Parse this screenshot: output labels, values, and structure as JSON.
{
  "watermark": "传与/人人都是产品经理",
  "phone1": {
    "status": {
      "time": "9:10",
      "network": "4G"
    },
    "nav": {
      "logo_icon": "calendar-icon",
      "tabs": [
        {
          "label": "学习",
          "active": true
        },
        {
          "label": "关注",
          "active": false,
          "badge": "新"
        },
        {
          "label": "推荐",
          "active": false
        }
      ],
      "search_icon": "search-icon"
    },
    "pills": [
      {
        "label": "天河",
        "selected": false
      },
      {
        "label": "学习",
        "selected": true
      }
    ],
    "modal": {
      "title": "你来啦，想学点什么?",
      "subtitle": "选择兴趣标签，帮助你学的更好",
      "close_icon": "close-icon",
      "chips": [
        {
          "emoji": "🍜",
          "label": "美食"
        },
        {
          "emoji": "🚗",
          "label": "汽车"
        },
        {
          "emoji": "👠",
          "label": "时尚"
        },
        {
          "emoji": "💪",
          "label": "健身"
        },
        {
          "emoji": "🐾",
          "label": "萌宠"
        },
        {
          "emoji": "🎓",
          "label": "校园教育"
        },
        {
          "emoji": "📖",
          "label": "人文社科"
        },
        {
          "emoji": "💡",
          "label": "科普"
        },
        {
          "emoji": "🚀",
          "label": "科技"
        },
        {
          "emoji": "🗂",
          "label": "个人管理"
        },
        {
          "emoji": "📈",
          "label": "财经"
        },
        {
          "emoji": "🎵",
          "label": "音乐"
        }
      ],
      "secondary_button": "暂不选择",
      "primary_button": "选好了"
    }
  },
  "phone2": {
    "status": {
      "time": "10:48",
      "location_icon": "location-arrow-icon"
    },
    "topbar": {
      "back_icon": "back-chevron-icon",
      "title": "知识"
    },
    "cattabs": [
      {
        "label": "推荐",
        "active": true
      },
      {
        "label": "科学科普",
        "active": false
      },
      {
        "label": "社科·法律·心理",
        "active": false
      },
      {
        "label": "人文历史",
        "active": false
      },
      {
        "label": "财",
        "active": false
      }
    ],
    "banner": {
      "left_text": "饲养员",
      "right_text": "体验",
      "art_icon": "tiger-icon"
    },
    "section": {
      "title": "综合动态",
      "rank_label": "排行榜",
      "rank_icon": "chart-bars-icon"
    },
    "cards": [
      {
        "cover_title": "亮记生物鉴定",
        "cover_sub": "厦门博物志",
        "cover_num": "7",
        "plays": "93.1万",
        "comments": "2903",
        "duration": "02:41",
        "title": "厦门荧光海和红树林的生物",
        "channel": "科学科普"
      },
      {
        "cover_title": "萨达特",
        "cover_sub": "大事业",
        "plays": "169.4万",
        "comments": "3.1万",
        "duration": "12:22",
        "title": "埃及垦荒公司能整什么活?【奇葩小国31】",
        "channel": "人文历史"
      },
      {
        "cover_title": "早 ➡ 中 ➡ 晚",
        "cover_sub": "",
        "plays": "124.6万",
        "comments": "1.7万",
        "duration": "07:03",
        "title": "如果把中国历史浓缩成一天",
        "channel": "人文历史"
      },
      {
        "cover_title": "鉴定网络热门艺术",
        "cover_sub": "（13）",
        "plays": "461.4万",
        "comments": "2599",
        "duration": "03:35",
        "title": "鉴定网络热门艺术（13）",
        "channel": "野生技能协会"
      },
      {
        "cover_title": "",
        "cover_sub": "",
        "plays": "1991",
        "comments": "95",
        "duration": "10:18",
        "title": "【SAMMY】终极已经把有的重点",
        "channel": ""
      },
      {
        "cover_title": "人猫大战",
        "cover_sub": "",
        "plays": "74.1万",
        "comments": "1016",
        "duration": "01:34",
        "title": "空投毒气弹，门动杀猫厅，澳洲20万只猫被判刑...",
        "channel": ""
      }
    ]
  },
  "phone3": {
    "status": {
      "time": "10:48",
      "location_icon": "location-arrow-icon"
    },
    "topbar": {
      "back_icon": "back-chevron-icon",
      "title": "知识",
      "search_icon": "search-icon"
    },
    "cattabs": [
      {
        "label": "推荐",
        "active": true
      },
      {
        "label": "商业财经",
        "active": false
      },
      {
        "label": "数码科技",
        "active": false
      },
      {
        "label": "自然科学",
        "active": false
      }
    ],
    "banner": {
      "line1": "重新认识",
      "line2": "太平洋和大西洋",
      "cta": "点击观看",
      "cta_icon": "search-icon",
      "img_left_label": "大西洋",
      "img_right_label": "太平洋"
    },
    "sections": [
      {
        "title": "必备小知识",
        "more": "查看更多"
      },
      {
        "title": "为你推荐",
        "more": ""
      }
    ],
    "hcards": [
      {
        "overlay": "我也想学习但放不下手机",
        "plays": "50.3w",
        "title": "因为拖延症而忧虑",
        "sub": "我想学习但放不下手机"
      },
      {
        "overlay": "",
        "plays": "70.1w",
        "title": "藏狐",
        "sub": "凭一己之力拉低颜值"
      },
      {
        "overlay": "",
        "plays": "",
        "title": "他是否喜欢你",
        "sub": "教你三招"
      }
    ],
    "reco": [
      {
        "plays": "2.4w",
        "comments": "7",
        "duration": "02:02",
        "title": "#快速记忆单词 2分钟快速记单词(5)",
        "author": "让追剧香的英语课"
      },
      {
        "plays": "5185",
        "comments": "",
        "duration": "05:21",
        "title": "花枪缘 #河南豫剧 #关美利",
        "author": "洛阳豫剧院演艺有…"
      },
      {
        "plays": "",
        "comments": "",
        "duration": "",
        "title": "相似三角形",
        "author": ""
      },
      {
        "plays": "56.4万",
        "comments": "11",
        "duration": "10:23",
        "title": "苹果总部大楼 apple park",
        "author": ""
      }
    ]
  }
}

What the exercise asks: Collect every line above that contains the word "author".

Solved exercise:
        "author": "让追剧香的英语课"
        "author": "洛阳豫剧院演艺有…"
        "author": ""
        "author": ""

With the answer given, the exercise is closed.